(Data extracted from a collection)
####################

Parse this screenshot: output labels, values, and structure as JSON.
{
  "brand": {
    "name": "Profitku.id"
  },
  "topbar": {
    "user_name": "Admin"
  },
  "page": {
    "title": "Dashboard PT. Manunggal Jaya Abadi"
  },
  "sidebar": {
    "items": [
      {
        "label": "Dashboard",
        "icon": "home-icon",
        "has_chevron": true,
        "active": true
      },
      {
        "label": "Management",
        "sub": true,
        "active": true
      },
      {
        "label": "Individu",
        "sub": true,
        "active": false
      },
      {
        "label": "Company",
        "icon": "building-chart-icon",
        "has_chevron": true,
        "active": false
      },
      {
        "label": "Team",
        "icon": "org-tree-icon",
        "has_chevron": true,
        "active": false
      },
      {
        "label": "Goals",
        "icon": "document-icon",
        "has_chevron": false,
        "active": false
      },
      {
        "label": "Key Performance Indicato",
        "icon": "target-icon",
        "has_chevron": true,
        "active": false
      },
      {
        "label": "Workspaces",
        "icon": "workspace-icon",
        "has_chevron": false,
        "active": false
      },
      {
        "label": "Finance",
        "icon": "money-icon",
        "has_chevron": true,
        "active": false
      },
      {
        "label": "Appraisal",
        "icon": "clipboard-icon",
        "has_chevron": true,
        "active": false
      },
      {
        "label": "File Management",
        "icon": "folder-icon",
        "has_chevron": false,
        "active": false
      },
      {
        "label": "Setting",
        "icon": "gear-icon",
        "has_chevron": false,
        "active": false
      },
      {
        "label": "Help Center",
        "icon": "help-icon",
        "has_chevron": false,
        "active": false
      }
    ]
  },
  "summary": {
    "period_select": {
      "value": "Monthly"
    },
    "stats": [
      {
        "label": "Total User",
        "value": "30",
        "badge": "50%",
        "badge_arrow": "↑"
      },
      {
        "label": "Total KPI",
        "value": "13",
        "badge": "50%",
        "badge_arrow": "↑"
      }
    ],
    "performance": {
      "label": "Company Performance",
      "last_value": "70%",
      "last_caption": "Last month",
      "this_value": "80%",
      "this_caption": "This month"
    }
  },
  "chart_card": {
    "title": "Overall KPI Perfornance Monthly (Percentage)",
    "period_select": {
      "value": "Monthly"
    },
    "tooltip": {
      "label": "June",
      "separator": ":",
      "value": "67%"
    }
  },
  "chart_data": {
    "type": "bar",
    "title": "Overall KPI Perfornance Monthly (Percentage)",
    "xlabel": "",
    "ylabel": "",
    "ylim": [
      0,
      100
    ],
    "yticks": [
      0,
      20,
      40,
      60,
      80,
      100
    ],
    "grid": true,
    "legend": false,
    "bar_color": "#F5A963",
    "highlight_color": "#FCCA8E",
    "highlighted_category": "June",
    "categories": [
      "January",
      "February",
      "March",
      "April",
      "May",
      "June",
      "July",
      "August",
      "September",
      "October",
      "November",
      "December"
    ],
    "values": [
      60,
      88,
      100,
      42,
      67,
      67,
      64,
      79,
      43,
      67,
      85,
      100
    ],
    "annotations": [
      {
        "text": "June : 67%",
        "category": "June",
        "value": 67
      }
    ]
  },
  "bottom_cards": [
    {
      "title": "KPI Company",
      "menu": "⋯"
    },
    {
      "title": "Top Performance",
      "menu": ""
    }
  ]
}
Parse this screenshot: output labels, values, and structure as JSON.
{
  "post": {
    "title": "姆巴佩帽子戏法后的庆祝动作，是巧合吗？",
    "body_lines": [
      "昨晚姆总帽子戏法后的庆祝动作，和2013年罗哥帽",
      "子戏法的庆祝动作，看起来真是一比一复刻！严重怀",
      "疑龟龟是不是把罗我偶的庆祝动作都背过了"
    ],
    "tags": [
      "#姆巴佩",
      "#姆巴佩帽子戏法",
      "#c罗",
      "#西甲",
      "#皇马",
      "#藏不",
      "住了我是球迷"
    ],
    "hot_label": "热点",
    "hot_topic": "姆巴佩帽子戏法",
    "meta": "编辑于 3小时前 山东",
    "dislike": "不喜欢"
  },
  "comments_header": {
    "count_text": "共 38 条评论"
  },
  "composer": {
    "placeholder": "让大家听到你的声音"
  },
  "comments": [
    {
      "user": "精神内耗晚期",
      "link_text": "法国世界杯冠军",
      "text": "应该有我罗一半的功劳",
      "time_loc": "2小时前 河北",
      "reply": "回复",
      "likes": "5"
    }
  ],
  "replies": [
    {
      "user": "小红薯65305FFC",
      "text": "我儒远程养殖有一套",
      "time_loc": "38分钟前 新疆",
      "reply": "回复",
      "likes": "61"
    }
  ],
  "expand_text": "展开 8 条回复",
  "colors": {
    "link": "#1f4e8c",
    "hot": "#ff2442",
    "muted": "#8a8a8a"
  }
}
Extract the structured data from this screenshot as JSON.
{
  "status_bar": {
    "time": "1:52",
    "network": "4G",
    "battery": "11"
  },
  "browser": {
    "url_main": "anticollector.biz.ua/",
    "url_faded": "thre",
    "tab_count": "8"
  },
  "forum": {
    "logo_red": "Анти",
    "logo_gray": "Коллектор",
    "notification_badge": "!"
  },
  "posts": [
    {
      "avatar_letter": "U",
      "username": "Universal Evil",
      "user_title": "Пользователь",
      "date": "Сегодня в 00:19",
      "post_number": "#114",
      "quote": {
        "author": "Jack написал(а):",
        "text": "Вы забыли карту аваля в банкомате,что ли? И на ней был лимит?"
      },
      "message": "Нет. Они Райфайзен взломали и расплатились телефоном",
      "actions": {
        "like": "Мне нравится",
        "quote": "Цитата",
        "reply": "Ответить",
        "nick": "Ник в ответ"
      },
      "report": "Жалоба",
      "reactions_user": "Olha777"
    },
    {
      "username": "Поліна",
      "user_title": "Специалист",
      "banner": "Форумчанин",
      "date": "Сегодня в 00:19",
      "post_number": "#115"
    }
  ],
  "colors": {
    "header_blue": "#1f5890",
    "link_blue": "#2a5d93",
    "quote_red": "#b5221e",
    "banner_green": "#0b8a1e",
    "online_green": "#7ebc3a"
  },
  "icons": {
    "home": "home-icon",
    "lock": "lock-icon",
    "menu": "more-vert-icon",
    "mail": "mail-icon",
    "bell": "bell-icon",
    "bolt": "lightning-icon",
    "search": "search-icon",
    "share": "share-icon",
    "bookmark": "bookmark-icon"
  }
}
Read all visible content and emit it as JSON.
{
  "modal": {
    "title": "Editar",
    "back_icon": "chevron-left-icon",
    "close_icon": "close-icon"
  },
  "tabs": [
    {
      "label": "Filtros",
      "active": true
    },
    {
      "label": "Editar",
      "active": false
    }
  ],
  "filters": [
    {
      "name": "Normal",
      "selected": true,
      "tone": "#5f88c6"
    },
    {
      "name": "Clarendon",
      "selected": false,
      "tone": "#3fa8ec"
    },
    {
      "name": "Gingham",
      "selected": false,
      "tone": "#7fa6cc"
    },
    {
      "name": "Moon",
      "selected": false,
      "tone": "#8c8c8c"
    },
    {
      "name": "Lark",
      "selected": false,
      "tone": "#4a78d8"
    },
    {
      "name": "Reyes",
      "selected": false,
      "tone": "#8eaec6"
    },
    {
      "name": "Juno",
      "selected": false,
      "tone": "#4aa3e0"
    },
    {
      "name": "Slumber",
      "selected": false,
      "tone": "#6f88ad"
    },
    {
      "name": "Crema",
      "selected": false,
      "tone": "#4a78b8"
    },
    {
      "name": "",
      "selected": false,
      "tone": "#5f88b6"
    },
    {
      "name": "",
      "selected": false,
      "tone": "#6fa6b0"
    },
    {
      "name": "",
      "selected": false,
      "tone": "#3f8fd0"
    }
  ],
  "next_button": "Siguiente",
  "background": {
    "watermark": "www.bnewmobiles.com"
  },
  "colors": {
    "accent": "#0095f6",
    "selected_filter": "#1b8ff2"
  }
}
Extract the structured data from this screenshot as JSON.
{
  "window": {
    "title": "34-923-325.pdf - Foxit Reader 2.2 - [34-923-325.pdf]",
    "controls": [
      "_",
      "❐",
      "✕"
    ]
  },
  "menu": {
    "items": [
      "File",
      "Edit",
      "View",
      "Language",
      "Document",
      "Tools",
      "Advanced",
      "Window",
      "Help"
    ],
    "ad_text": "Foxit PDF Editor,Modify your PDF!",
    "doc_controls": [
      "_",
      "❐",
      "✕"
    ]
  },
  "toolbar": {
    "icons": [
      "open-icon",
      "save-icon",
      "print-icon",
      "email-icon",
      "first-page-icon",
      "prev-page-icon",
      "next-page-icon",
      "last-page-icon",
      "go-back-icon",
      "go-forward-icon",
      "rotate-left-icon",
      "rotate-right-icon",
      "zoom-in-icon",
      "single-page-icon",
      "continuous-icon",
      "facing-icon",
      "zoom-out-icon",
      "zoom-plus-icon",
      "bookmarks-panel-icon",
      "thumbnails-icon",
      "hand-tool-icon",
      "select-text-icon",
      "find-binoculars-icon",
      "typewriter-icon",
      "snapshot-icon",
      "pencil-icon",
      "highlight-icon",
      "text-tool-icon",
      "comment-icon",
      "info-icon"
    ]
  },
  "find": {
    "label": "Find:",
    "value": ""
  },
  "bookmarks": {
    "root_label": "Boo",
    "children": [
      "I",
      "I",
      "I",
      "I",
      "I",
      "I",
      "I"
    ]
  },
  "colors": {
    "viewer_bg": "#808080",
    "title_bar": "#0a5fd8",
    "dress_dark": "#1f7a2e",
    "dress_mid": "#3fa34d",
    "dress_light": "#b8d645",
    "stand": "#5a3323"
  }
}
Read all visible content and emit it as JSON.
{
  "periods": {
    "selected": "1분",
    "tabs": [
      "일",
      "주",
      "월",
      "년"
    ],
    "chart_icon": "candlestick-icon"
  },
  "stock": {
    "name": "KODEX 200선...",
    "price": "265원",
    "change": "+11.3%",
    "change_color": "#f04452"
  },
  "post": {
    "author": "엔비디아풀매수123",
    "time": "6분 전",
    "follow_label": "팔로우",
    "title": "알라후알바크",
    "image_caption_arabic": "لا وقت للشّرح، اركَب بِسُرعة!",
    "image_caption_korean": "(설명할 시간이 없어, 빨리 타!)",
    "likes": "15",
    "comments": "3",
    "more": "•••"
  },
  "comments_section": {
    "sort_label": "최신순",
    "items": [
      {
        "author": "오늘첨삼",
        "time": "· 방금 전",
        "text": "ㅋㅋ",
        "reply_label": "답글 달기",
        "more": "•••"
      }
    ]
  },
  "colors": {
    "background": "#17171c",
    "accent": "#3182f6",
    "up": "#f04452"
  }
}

####################

**Task instructions**
Report how many lines include the word "username". Give nothing but the number.

**Result for this exercise**
2